#### WORK INSTRUCTION:
In the Malabar pit viper text below, reproduce verbatim the part that begins with the words containing "Craspedocephalus malabaricus, (formerly" and ends with "of shengottai gap).".

*** Opening TEXT PROVIDED ***

Craspedocephalus malabaricus, (formerly Trimeresurus malabaricus) commonly known as Malabar pit viper, Malabar rock pit viper, or rock viper, is a venomous pit viper species endemic to the High-moderate elevations of  western ghats of southwestern India.Recently this species complex was splited to three different species, Craspedocephalus malabaricus (North of palghat gap), Craspedocephalus travancoricus(South of shengottai gap), Craspedocephalus anamallensis(south of palghat gap upto North of shengottai gap).

Description
Adults may attain a snout-vent length (SVL) of . The tail is prehensile.

The weakly keeled dorsal scales are arranged in 21 or 19 rows at midbody. Ventral scales in the males number 143-158 and in females 136-159. Anal scale entire. Subcaudals paired and numbering 50-63 in males, 44-54 in females. Internasals large and usually touching. There are 9 or 10 supralabials, the first completely separated from the nasal. There is a single row of scales between supralabials and elongate subocular. The temporal scales are smooth or obliquely keeled.

*** Closing TEXT PROVIDED ***
*** Opening DATA FOR ANALYSIS ***

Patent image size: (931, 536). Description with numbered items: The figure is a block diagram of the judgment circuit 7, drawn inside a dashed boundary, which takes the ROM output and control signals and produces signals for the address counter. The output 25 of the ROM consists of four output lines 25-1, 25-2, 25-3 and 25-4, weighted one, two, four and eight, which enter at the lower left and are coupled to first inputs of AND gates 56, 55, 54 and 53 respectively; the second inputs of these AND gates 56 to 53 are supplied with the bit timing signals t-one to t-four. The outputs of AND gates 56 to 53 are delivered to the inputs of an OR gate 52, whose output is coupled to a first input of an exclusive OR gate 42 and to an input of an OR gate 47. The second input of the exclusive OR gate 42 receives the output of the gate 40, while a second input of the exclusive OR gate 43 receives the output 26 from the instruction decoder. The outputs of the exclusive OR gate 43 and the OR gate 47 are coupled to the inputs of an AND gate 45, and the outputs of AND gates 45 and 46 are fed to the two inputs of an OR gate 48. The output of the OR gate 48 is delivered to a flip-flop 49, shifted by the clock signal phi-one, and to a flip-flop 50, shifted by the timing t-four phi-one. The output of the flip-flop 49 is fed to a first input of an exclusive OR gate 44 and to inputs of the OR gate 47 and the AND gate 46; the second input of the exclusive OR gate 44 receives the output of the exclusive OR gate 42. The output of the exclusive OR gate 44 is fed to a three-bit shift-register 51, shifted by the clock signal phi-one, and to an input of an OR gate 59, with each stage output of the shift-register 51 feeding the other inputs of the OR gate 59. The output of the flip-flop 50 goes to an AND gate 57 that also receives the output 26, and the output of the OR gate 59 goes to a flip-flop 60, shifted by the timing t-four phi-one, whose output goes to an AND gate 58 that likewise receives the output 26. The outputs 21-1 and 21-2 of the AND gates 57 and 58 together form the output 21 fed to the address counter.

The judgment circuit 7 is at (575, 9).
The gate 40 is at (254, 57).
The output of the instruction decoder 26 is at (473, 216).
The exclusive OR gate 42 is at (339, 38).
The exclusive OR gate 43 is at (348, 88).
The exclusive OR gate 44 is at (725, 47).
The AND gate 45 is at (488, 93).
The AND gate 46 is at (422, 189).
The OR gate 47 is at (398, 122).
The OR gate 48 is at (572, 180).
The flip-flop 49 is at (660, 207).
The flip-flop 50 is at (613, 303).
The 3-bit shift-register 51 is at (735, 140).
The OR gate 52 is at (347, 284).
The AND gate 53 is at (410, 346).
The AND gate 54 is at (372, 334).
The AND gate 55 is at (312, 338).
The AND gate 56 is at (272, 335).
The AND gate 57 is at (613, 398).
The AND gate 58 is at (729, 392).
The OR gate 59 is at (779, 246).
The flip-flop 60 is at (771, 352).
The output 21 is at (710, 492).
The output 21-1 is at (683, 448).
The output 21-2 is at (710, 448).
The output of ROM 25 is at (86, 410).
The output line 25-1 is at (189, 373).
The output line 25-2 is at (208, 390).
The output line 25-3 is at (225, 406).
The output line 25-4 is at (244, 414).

*** Closing DATA FOR ANALYSIS ***

#### WRITTEN ANSWER:
Craspedocephalus malabaricus, (formerly Trimeresurus malabaricus) commonly known as Malabar pit viper, Malabar rock pit viper, or rock viper, is a venomous pit viper species endemic to the High-moderate elevations of  western ghats of southwestern India.Recently this species complex was splited to three different species, Craspedocephalus malabaricus (North of palghat gap), Craspedocephalus travancoricus(South of shengottai gap), Craspedocephalus anamallensis(south of palghat gap upto North of shengottai gap).